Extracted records
★ ★ ★ ★ ★
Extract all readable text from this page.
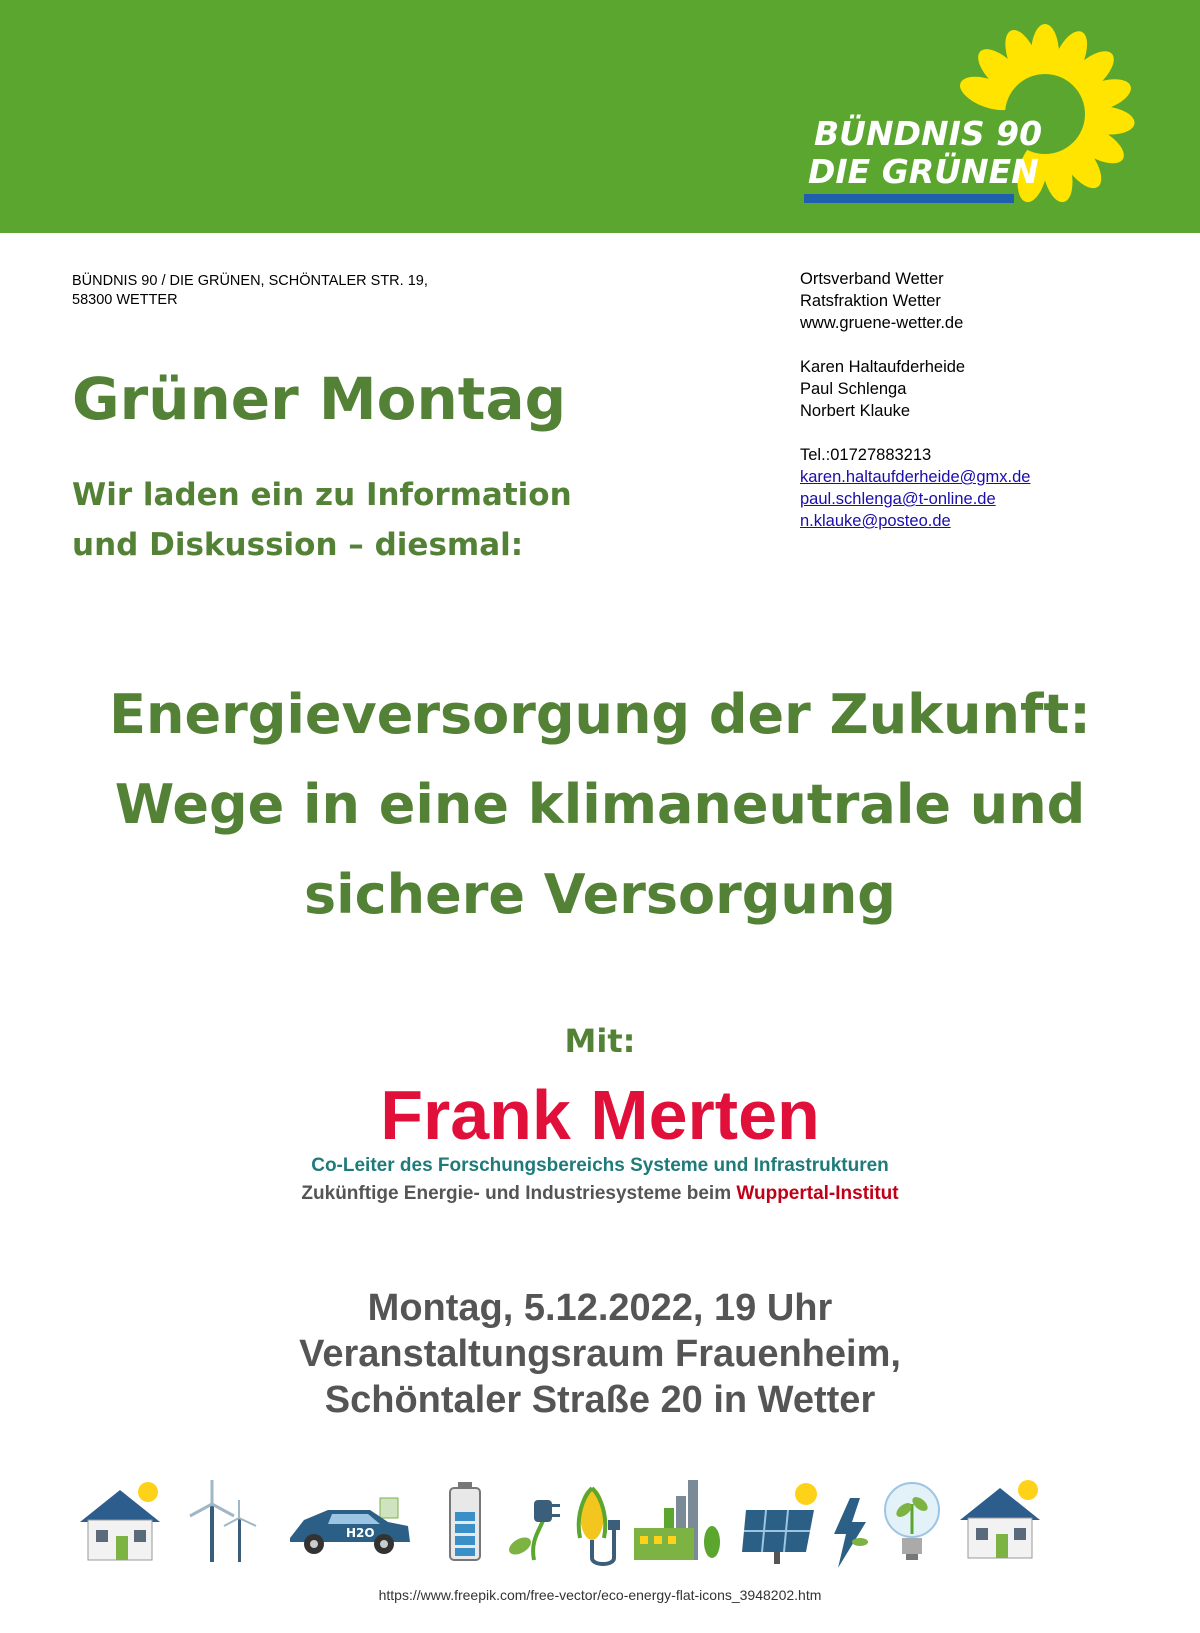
BÜNDNIS 90
DIE GRÜNEN
BÜNDNIS 90 / DIE GRÜNEN, SCHÖNTALER STR. 19,
58300 WETTER
Ortsverband Wetter
Ratsfraktion Wetter
www.gruene-wetter.de
Karen Haltaufderheide
Paul Schlenga
Norbert Klauke
Tel.:01727883213
karen.haltaufderheide@gmx.de
paul.schlenga@t-online.de
n.klauke@posteo.de
Grüner Montag
Wir laden ein zu Information
und Diskussion – diesmal:
Energieversorgung der Zukunft:
Wege in eine klimaneutrale und
sichere Versorgung
Mit:
Frank Merten
Co-Leiter des Forschungsbereichs Systeme und Infrastrukturen
Zukünftige Energie- und Industriesysteme beim Wuppertal-Institut
Montag, 5.12.2022, 19 Uhr
Veranstaltungsraum Frauenheim,
Schöntaler Straße 20 in Wetter
H2O
https://www.freepik.com/free-vector/eco-energy-flat-icons_3948202.htm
★ ★ ★ ★ ★
Instructions for the task>
Identify each line holding the string "BÜNDNIS", and copy it out.

Task result>
BÜNDNIS 90
BÜNDNIS 90 / DIE GRÜNEN, SCHÖNTALER STR. 19,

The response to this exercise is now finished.